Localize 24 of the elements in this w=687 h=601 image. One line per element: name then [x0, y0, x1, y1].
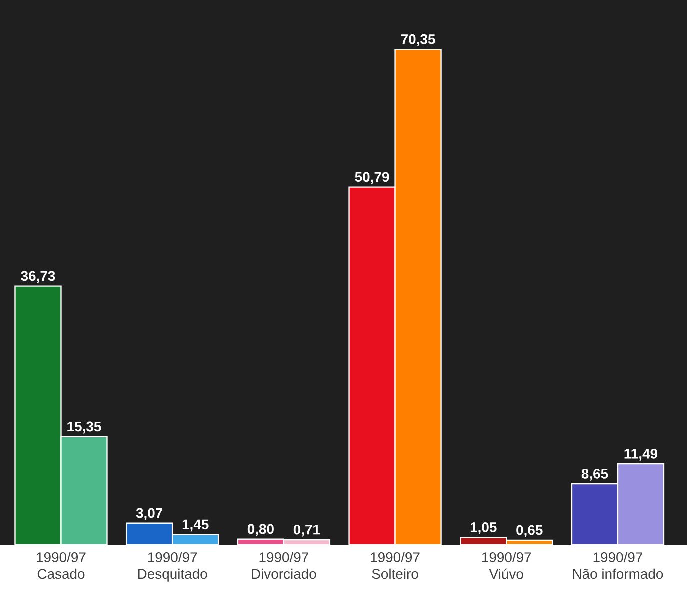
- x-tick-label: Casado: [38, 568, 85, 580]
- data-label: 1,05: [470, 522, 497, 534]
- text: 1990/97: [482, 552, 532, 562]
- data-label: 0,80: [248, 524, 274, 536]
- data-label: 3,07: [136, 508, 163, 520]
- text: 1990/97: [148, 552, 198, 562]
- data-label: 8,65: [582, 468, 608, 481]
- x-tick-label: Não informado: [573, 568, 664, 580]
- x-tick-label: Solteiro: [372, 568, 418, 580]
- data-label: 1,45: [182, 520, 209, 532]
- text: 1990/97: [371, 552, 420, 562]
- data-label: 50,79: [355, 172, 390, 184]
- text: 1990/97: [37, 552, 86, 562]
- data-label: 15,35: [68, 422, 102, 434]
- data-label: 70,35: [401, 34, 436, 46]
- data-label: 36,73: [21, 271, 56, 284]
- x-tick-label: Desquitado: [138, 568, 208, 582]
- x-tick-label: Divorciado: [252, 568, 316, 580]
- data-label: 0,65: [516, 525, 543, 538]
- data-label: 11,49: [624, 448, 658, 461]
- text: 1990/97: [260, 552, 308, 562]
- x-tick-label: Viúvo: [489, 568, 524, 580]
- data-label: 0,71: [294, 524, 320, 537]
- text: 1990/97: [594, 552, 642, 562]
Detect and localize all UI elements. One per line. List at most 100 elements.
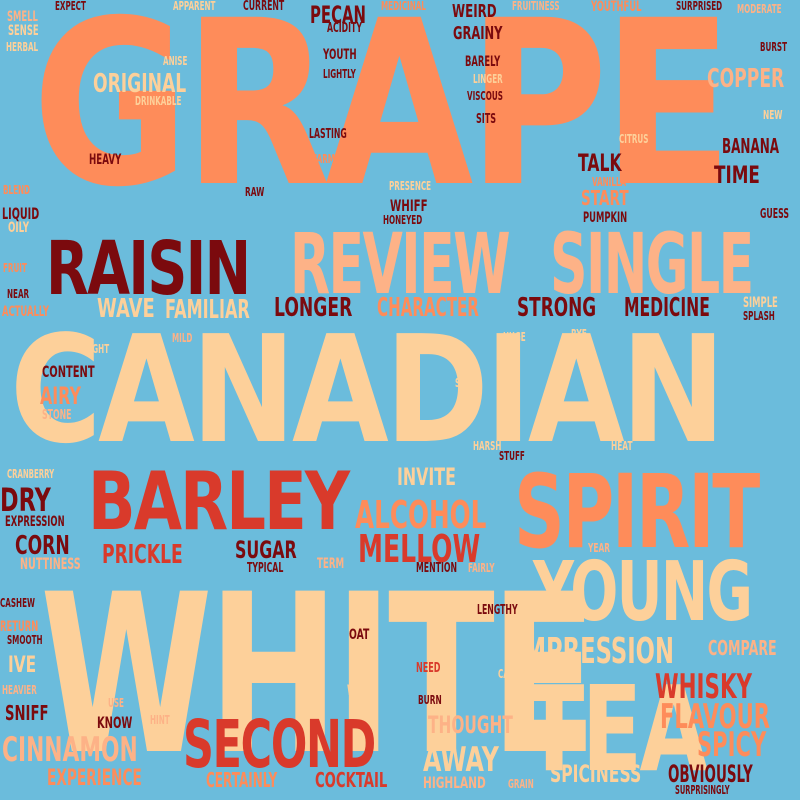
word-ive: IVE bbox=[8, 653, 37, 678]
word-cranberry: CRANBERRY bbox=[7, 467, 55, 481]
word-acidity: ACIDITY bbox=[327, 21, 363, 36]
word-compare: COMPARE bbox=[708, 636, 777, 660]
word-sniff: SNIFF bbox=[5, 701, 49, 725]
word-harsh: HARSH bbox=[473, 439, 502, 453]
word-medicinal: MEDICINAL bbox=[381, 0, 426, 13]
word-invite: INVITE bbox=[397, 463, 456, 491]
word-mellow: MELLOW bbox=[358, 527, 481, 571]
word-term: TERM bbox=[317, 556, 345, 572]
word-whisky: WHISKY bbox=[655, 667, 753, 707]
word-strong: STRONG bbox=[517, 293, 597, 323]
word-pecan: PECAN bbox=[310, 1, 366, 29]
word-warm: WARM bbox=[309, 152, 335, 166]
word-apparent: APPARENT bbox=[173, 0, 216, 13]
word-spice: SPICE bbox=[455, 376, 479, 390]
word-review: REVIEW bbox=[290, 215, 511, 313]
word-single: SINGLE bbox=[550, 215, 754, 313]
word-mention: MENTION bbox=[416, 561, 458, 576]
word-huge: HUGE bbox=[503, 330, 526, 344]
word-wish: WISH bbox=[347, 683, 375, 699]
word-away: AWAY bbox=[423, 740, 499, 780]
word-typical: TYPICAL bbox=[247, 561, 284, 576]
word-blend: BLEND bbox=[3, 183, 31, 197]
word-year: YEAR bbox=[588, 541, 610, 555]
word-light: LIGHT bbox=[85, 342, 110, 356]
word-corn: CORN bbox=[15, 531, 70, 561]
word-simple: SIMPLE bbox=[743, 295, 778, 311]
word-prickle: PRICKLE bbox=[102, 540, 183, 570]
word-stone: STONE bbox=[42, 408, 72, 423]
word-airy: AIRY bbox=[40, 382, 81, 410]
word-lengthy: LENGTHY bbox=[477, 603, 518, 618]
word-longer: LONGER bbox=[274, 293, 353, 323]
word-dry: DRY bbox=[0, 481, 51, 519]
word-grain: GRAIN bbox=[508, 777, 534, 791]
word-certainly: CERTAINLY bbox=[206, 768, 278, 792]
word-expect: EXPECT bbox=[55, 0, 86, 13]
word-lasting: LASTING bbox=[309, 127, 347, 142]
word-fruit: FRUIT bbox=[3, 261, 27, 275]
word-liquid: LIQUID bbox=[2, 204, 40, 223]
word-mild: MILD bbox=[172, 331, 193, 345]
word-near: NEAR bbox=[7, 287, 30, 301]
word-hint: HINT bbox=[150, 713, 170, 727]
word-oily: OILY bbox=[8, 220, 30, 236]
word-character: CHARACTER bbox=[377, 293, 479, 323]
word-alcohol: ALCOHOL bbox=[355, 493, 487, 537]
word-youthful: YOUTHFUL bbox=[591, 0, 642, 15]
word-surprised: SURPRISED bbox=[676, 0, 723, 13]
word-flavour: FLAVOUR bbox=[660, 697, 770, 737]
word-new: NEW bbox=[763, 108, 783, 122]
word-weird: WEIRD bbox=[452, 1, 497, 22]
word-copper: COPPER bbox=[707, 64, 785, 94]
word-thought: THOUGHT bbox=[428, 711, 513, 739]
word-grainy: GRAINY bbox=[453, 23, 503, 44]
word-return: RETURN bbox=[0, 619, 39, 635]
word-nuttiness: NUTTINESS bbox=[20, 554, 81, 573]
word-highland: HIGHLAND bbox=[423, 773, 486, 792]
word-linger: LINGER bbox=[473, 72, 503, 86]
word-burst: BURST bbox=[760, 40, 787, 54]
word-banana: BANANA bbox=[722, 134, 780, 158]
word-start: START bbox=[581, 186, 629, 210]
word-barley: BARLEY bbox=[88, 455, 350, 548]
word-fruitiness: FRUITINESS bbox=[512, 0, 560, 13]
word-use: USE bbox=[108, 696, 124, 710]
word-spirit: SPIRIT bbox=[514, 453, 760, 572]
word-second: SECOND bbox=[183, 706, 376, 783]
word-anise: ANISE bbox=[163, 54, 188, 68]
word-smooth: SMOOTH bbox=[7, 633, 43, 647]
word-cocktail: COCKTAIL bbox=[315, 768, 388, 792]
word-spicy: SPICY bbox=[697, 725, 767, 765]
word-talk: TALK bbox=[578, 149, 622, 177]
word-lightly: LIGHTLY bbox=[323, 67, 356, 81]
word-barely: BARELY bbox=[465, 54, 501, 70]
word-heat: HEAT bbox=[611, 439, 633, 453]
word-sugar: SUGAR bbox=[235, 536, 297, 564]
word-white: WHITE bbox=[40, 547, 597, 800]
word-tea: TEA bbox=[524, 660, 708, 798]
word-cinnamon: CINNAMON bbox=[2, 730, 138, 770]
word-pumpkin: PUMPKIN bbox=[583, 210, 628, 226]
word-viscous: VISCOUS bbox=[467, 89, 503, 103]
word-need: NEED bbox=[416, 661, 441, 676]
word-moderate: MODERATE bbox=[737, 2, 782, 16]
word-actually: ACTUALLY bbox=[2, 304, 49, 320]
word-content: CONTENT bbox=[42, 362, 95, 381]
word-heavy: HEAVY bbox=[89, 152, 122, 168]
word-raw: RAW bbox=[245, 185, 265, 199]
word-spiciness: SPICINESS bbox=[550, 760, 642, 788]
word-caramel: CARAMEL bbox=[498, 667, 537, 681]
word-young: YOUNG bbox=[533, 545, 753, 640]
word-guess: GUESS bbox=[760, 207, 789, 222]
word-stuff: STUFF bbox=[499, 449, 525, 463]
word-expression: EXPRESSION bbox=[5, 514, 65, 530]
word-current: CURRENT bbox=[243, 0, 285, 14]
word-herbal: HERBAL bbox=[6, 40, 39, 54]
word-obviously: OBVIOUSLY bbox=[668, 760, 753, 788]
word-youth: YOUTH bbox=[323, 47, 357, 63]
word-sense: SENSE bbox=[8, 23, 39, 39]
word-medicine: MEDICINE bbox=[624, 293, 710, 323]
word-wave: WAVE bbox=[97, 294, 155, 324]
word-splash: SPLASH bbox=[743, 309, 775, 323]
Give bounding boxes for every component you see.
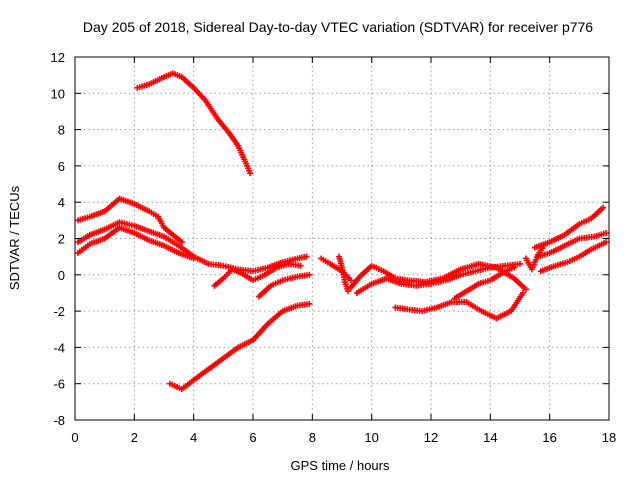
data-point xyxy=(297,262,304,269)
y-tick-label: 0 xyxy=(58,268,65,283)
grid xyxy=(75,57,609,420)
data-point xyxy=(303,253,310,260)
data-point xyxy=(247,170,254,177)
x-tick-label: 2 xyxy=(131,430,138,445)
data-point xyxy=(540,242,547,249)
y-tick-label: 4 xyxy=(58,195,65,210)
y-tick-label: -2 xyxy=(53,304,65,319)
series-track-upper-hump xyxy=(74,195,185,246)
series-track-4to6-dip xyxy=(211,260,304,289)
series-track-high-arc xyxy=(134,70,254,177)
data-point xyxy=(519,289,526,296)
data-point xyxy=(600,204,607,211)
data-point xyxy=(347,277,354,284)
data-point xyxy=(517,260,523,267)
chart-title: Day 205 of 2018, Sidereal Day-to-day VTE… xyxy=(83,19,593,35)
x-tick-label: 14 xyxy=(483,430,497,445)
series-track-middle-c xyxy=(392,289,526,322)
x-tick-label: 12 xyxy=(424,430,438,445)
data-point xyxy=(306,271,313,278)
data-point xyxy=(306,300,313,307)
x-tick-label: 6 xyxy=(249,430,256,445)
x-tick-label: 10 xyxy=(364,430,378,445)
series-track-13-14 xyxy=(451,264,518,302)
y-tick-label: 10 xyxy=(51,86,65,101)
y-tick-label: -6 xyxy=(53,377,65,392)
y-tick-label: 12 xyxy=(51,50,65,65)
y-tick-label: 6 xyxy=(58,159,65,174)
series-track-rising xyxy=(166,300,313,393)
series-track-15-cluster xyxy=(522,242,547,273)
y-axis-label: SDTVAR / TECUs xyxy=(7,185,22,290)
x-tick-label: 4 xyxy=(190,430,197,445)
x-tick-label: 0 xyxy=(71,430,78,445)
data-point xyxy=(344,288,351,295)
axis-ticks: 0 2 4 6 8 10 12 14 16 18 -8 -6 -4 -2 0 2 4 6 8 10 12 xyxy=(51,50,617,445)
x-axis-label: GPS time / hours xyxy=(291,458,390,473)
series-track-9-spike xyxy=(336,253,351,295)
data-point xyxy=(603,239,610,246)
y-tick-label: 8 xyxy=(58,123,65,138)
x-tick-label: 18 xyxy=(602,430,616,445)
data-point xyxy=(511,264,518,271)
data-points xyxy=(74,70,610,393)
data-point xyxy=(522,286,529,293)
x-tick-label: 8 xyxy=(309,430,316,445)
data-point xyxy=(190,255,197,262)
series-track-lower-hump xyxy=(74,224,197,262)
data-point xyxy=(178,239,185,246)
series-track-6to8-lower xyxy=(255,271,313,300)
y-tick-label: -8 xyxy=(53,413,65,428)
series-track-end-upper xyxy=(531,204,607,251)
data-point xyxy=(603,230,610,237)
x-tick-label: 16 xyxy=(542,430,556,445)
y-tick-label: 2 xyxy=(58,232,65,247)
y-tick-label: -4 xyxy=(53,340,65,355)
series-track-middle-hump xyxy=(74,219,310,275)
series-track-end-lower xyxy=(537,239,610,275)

Instructions for the task: Rewrite the lines above, from the line with "- x-tick-label: Casado: [38, 568, 85, 580]" to the line with "Detect and localize", as a numbered list. Include both of those lines and leave out any blank ones.

Task answer:
1. - x-tick-label: Casado: [38, 568, 85, 580]
2. - data-label: 1,05: [470, 522, 497, 534]
3. - text: 1990/97: [482, 552, 532, 562]
4. - data-label: 0,80: [248, 524, 274, 536]
5. - data-label: 3,07: [136, 508, 163, 520]
6. - text: 1990/97: [148, 552, 198, 562]
7. - data-label: 8,65: [582, 468, 608, 481]
8. - x-tick-label: Não informado: [573, 568, 664, 580]
9. - x-tick-label: Solteiro: [372, 568, 418, 580]
10. - data-label: 1,45: [182, 520, 209, 532]
11. - text: 1990/97: [371, 552, 420, 562]
12. - data-label: 50,79: [355, 172, 390, 184]
13. - text: 1990/97: [37, 552, 86, 562]
14. - data-label: 15,35: [68, 422, 102, 434]
15. - data-label: 70,35: [401, 34, 436, 46]
16. - data-label: 36,73: [21, 271, 56, 284]
17. - x-tick-label: Desquitado: [138, 568, 208, 582]
18. - x-tick-label: Divorciado: [252, 568, 316, 580]
19. - data-label: 0,65: [516, 525, 543, 538]
20. - data-label: 11,49: [624, 448, 658, 461]
21. - text: 1990/97: [260, 552, 308, 562]
22. - x-tick-label: Viúvo: [489, 568, 524, 580]
23. - data-label: 0,71: [294, 524, 320, 537]
24. - text: 1990/97: [594, 552, 642, 562]
25. Detect and localize all UI elements. One per line. List at most 100 elements.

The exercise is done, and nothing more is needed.